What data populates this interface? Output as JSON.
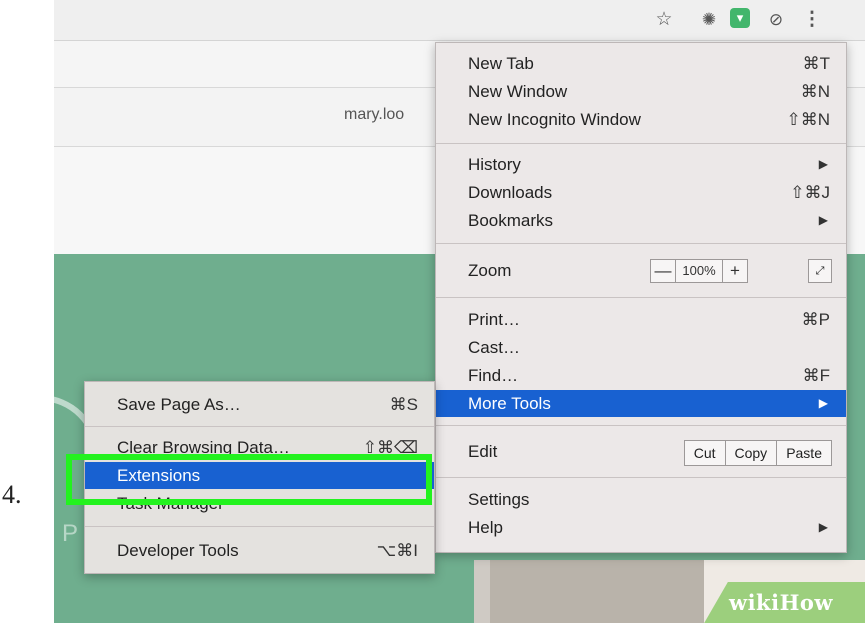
{
  "step_number": "4.",
  "toolbar": {
    "icons": [
      "star-icon",
      "extension-ghostery-icon",
      "extension-green-icon",
      "no-entry-icon",
      "kebab-menu-icon"
    ]
  },
  "user_email": "mary.loo",
  "watermark": "wikiHow",
  "main_menu": {
    "new_tab": {
      "label": "New Tab",
      "shortcut": "⌘T"
    },
    "new_window": {
      "label": "New Window",
      "shortcut": "⌘N"
    },
    "new_incognito": {
      "label": "New Incognito Window",
      "shortcut": "⇧⌘N"
    },
    "history": {
      "label": "History"
    },
    "downloads": {
      "label": "Downloads",
      "shortcut": "⇧⌘J"
    },
    "bookmarks": {
      "label": "Bookmarks"
    },
    "zoom": {
      "label": "Zoom",
      "minus": "—",
      "value": "100%",
      "plus": "+",
      "fullscreen": "⤢"
    },
    "print": {
      "label": "Print…",
      "shortcut": "⌘P"
    },
    "cast": {
      "label": "Cast…"
    },
    "find": {
      "label": "Find…",
      "shortcut": "⌘F"
    },
    "more_tools": {
      "label": "More Tools"
    },
    "edit": {
      "label": "Edit",
      "cut": "Cut",
      "copy": "Copy",
      "paste": "Paste"
    },
    "settings": {
      "label": "Settings"
    },
    "help": {
      "label": "Help"
    }
  },
  "sub_menu": {
    "save_page": {
      "label": "Save Page As…",
      "shortcut": "⌘S"
    },
    "clear_data": {
      "label": "Clear Browsing Data…",
      "shortcut": "⇧⌘⌫"
    },
    "extensions": {
      "label": "Extensions"
    },
    "task_manager": {
      "label": "Task Manager"
    },
    "developer_tools": {
      "label": "Developer Tools",
      "shortcut": "⌥⌘I"
    }
  },
  "colors": {
    "selection": "#1861d1",
    "highlight_box": "#23f21f",
    "page_green": "#6fae8e"
  }
}
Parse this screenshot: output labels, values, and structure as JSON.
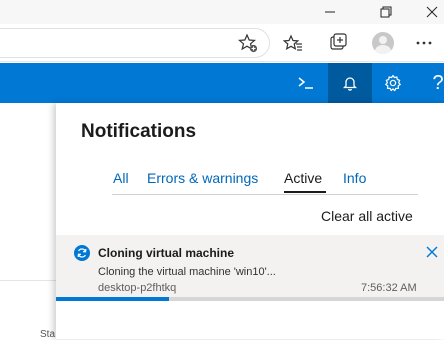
{
  "window_controls": {
    "minimize_icon": "minimize-icon",
    "maximize_icon": "restore-icon",
    "close_icon": "close-icon"
  },
  "browser_toolbar": {
    "icons": [
      "add-favorite-icon",
      "favorites-icon",
      "collections-icon",
      "profile-icon",
      "more-icon"
    ]
  },
  "azure_bar": {
    "color": "#0078d4",
    "shell_icon": "cloud-shell-icon",
    "bell_icon": "bell-icon",
    "gear_icon": "gear-icon",
    "help_label": "?"
  },
  "background_page": {
    "partial_text": "Sta"
  },
  "notifications": {
    "title": "Notifications",
    "tabs": [
      {
        "label": "All",
        "active": false
      },
      {
        "label": "Errors & warnings",
        "active": false
      },
      {
        "label": "Active",
        "active": true
      },
      {
        "label": "Info",
        "active": false
      }
    ],
    "clear_all_label": "Clear all active",
    "items": [
      {
        "title": "Cloning virtual machine",
        "description": "Cloning the virtual machine 'win10'...",
        "source": "desktop-p2fhtkq",
        "time": "7:56:32 AM",
        "progress": 0.29,
        "status_icon": "in-progress-icon"
      }
    ]
  }
}
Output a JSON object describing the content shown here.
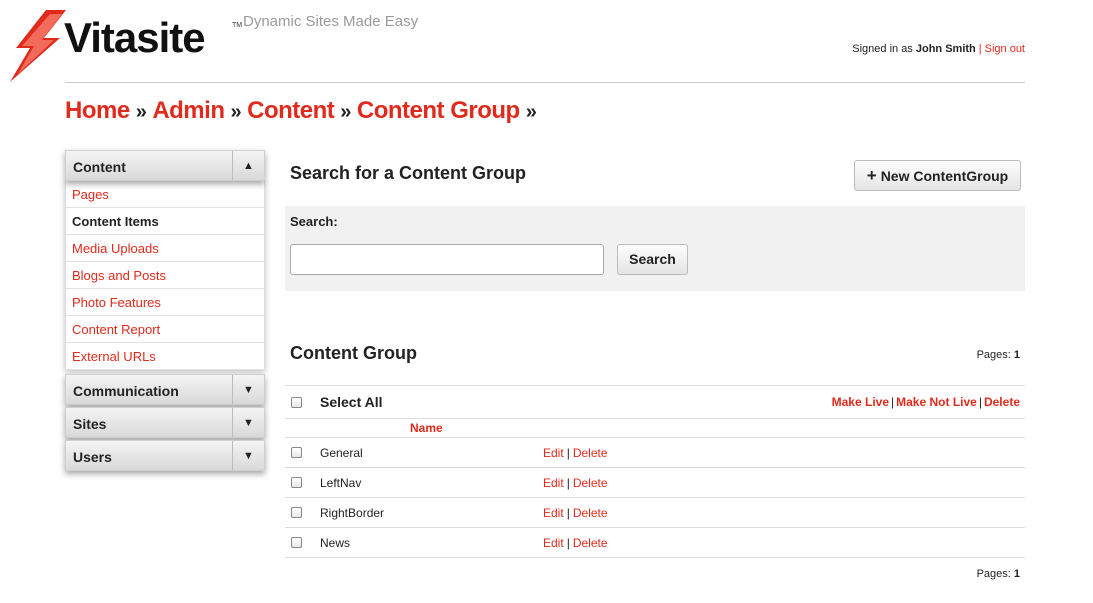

Requirements -
Restate the full listing verbatim and drop every picture.

Complete answer -
What data populates this interface? Output as JSON.
{
  "step_number": "4.",
  "toolbar": {
    "icons": [
      "star-icon",
      "extension-ghostery-icon",
      "extension-green-icon",
      "no-entry-icon",
      "kebab-menu-icon"
    ]
  },
  "user_email": "mary.loo",
  "watermark": "wikiHow",
  "main_menu": {
    "new_tab": {
      "label": "New Tab",
      "shortcut": "⌘T"
    },
    "new_window": {
      "label": "New Window",
      "shortcut": "⌘N"
    },
    "new_incognito": {
      "label": "New Incognito Window",
      "shortcut": "⇧⌘N"
    },
    "history": {
      "label": "History"
    },
    "downloads": {
      "label": "Downloads",
      "shortcut": "⇧⌘J"
    },
    "bookmarks": {
      "label": "Bookmarks"
    },
    "zoom": {
      "label": "Zoom",
      "minus": "—",
      "value": "100%",
      "plus": "+",
      "fullscreen": "⤢"
    },
    "print": {
      "label": "Print…",
      "shortcut": "⌘P"
    },
    "cast": {
      "label": "Cast…"
    },
    "find": {
      "label": "Find…",
      "shortcut": "⌘F"
    },
    "more_tools": {
      "label": "More Tools"
    },
    "edit": {
      "label": "Edit",
      "cut": "Cut",
      "copy": "Copy",
      "paste": "Paste"
    },
    "settings": {
      "label": "Settings"
    },
    "help": {
      "label": "Help"
    }
  },
  "sub_menu": {
    "save_page": {
      "label": "Save Page As…",
      "shortcut": "⌘S"
    },
    "clear_data": {
      "label": "Clear Browsing Data…",
      "shortcut": "⇧⌘⌫"
    },
    "extensions": {
      "label": "Extensions"
    },
    "task_manager": {
      "label": "Task Manager"
    },
    "developer_tools": {
      "label": "Developer Tools",
      "shortcut": "⌥⌘I"
    }
  },
  "colors": {
    "selection": "#1861d1",
    "highlight_box": "#23f21f",
    "page_green": "#6fae8e"
  }
}
Parse this screenshot: output labels, values, and structure as JSON.
{
  "window_controls": {
    "minimize_icon": "minimize-icon",
    "maximize_icon": "restore-icon",
    "close_icon": "close-icon"
  },
  "browser_toolbar": {
    "icons": [
      "add-favorite-icon",
      "favorites-icon",
      "collections-icon",
      "profile-icon",
      "more-icon"
    ]
  },
  "azure_bar": {
    "color": "#0078d4",
    "shell_icon": "cloud-shell-icon",
    "bell_icon": "bell-icon",
    "gear_icon": "gear-icon",
    "help_label": "?"
  },
  "background_page": {
    "partial_text": "Sta"
  },
  "notifications": {
    "title": "Notifications",
    "tabs": [
      {
        "label": "All",
        "active": false
      },
      {
        "label": "Errors & warnings",
        "active": false
      },
      {
        "label": "Active",
        "active": true
      },
      {
        "label": "Info",
        "active": false
      }
    ],
    "clear_all_label": "Clear all active",
    "items": [
      {
        "title": "Cloning virtual machine",
        "description": "Cloning the virtual machine 'win10'...",
        "source": "desktop-p2fhtkq",
        "time": "7:56:32 AM",
        "progress": 0.29,
        "status_icon": "in-progress-icon"
      }
    ]
  }
}
Output a JSON object describing the content shown here.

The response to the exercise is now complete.